Task directions: Give every entry again, word for word.

------ Entries supplied

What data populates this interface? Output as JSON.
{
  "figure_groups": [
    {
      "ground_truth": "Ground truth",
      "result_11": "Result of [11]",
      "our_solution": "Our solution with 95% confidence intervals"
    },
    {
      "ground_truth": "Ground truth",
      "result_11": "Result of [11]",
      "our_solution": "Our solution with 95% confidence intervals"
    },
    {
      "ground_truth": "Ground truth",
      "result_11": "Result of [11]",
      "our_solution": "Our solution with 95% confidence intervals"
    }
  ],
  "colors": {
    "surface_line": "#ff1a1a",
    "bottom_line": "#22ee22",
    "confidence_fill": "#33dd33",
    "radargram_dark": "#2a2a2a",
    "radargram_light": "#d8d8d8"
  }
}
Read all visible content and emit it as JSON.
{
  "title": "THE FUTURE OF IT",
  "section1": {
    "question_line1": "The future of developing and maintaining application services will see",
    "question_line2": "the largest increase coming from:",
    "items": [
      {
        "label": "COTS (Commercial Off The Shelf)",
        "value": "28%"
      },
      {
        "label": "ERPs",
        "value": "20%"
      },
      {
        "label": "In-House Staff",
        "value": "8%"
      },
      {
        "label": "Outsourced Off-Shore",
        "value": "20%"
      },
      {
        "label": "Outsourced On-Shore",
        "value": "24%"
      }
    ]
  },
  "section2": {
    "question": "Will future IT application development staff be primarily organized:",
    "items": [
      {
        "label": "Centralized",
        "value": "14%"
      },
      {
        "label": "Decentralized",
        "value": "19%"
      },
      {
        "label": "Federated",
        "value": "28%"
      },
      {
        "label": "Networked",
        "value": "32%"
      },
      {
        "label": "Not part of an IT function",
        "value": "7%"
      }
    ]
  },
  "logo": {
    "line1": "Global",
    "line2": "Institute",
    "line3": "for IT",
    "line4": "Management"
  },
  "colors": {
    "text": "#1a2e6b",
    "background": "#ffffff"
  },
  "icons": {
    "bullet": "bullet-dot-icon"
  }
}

------------

Reply:
What data populates this interface? Output as JSON.
{
  "figure_groups": [
    {
      "ground_truth": "Ground truth",
      "result_11": "Result of [11]",
      "our_solution": "Our solution with 95% confidence intervals"
    },
    {
      "ground_truth": "Ground truth",
      "result_11": "Result of [11]",
      "our_solution": "Our solution with 95% confidence intervals"
    },
    {
      "ground_truth": "Ground truth",
      "result_11": "Result of [11]",
      "our_solution": "Our solution with 95% confidence intervals"
    }
  ],
  "colors": {
    "surface_line": "#ff1a1a",
    "bottom_line": "#22ee22",
    "confidence_fill": "#33dd33",
    "radargram_dark": "#2a2a2a",
    "radargram_light": "#d8d8d8"
  }
}
Read all visible content and emit it as JSON.
{
  "title": "THE FUTURE OF IT",
  "section1": {
    "question_line1": "The future of developing and maintaining application services will see",
    "question_line2": "the largest increase coming from:",
    "items": [
      {
        "label": "COTS (Commercial Off The Shelf)",
        "value": "28%"
      },
      {
        "label": "ERPs",
        "value": "20%"
      },
      {
        "label": "In-House Staff",
        "value": "8%"
      },
      {
        "label": "Outsourced Off-Shore",
        "value": "20%"
      },
      {
        "label": "Outsourced On-Shore",
        "value": "24%"
      }
    ]
  },
  "section2": {
    "question": "Will future IT application development staff be primarily organized:",
    "items": [
      {
        "label": "Centralized",
        "value": "14%"
      },
      {
        "label": "Decentralized",
        "value": "19%"
      },
      {
        "label": "Federated",
        "value": "28%"
      },
      {
        "label": "Networked",
        "value": "32%"
      },
      {
        "label": "Not part of an IT function",
        "value": "7%"
      }
    ]
  },
  "logo": {
    "line1": "Global",
    "line2": "Institute",
    "line3": "for IT",
    "line4": "Management"
  },
  "colors": {
    "text": "#1a2e6b",
    "background": "#ffffff"
  },
  "icons": {
    "bullet": "bullet-dot-icon"
  }
}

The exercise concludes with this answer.